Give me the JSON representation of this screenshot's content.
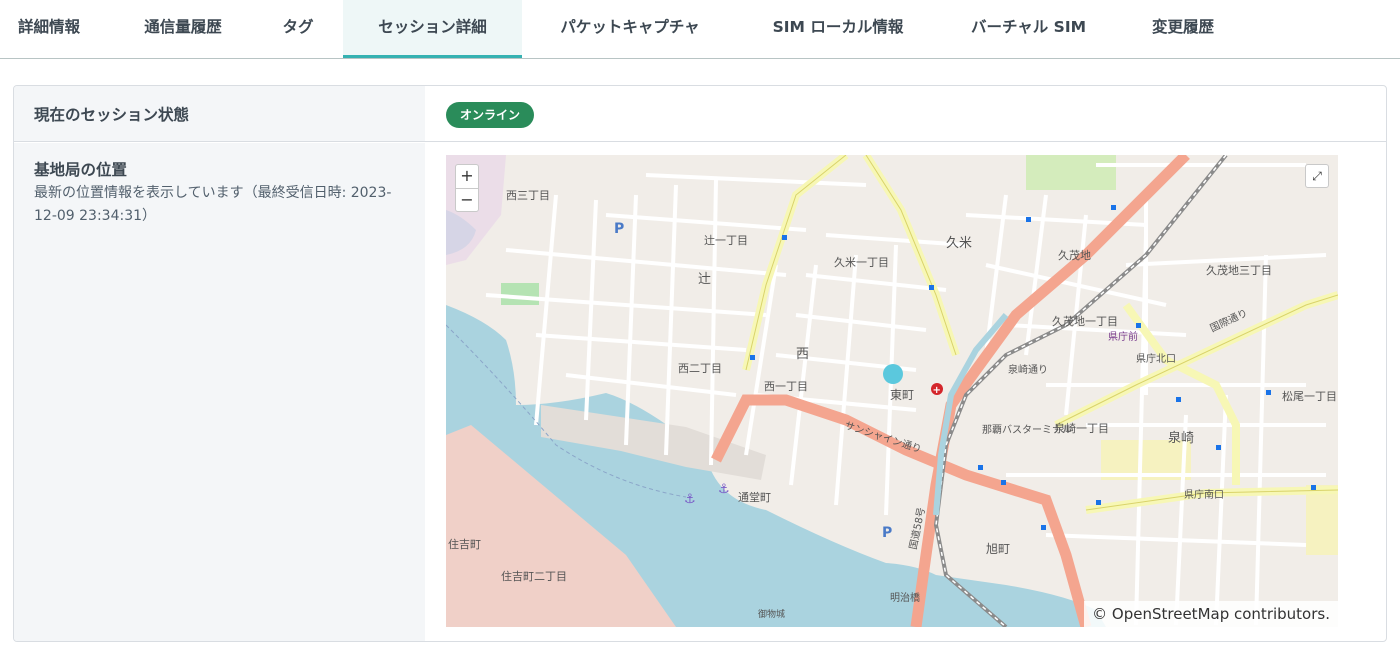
{
  "tabs": [
    {
      "label": "詳細情報"
    },
    {
      "label": "通信量履歴"
    },
    {
      "label": "タグ"
    },
    {
      "label": "セッション詳細"
    },
    {
      "label": "パケットキャプチャ"
    },
    {
      "label": "SIM ローカル情報"
    },
    {
      "label": "バーチャル SIM"
    },
    {
      "label": "変更履歴"
    }
  ],
  "session": {
    "status_label": "現在のセッション状態",
    "status_badge": "オンライン"
  },
  "location": {
    "title": "基地局の位置",
    "description": "最新の位置情報を表示しています（最終受信日時: 2023-12-09 23:34:31）"
  },
  "map": {
    "zoom_in": "+",
    "zoom_out": "−",
    "attribution_prefix": "© ",
    "attribution_link": "OpenStreetMap",
    "attribution_suffix": " contributors.",
    "labels": {
      "nishi3": "西三丁目",
      "tsuji1": "辻一丁目",
      "tsuji": "辻",
      "kume1": "久米一丁目",
      "kume": "久米",
      "kumodo": "久茂地",
      "kumodo1": "久茂地一丁目",
      "kumodo3": "久茂地三丁目",
      "prefectural_front": "県庁前",
      "nishi": "西",
      "nishi2": "西二丁目",
      "nishi1": "西一丁目",
      "higashimachi": "東町",
      "izumizaki": "泉崎",
      "izumizaki1": "泉崎一丁目",
      "asahimachi": "旭町",
      "sumiyoshi": "住吉町",
      "sumiyoshi2": "住吉町二丁目",
      "matsuo1": "松尾一丁目",
      "naha_bus_terminal": "那覇バスターミナル",
      "sunshine_street": "サンシャイン通り",
      "route58": "国道58号",
      "kokusai": "国際通り",
      "meijibashi": "明治橋",
      "tsudo": "通堂町",
      "ochinoshiro": "御物城",
      "kencho_kitaguchi": "県庁北口",
      "kencho_minamiguchi": "県庁南口",
      "izumizaki_street": "泉崎通り"
    }
  },
  "colors": {
    "tab_active_bg": "#eef7f7",
    "tab_active_border": "#35b2b2",
    "badge_online": "#2a8c5a",
    "map_water": "#aad3df",
    "map_primary_road": "#f4a58f",
    "map_secondary_road": "#f7f7b5",
    "map_marker": "#5bc8dd"
  },
  "icons": {
    "zoom_in": "plus-icon",
    "zoom_out": "minus-icon",
    "fullscreen": "expand-icon",
    "marker": "location-dot-icon"
  }
}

══════════

> TO BE DONE:
Every record above should be written out again exactly; the pictures stay out of the copy.

> FULL ANSWER:
Give me the JSON representation of this screenshot's content.
{
  "tabs": [
    {
      "label": "詳細情報"
    },
    {
      "label": "通信量履歴"
    },
    {
      "label": "タグ"
    },
    {
      "label": "セッション詳細"
    },
    {
      "label": "パケットキャプチャ"
    },
    {
      "label": "SIM ローカル情報"
    },
    {
      "label": "バーチャル SIM"
    },
    {
      "label": "変更履歴"
    }
  ],
  "session": {
    "status_label": "現在のセッション状態",
    "status_badge": "オンライン"
  },
  "location": {
    "title": "基地局の位置",
    "description": "最新の位置情報を表示しています（最終受信日時: 2023-12-09 23:34:31）"
  },
  "map": {
    "zoom_in": "+",
    "zoom_out": "−",
    "attribution_prefix": "© ",
    "attribution_link": "OpenStreetMap",
    "attribution_suffix": " contributors.",
    "labels": {
      "nishi3": "西三丁目",
      "tsuji1": "辻一丁目",
      "tsuji": "辻",
      "kume1": "久米一丁目",
      "kume": "久米",
      "kumodo": "久茂地",
      "kumodo1": "久茂地一丁目",
      "kumodo3": "久茂地三丁目",
      "prefectural_front": "県庁前",
      "nishi": "西",
      "nishi2": "西二丁目",
      "nishi1": "西一丁目",
      "higashimachi": "東町",
      "izumizaki": "泉崎",
      "izumizaki1": "泉崎一丁目",
      "asahimachi": "旭町",
      "sumiyoshi": "住吉町",
      "sumiyoshi2": "住吉町二丁目",
      "matsuo1": "松尾一丁目",
      "naha_bus_terminal": "那覇バスターミナル",
      "sunshine_street": "サンシャイン通り",
      "route58": "国道58号",
      "kokusai": "国際通り",
      "meijibashi": "明治橋",
      "tsudo": "通堂町",
      "ochinoshiro": "御物城",
      "kencho_kitaguchi": "県庁北口",
      "kencho_minamiguchi": "県庁南口",
      "izumizaki_street": "泉崎通り"
    }
  },
  "colors": {
    "tab_active_bg": "#eef7f7",
    "tab_active_border": "#35b2b2",
    "badge_online": "#2a8c5a",
    "map_water": "#aad3df",
    "map_primary_road": "#f4a58f",
    "map_secondary_road": "#f7f7b5",
    "map_marker": "#5bc8dd"
  },
  "icons": {
    "zoom_in": "plus-icon",
    "zoom_out": "minus-icon",
    "fullscreen": "expand-icon",
    "marker": "location-dot-icon"
  }
}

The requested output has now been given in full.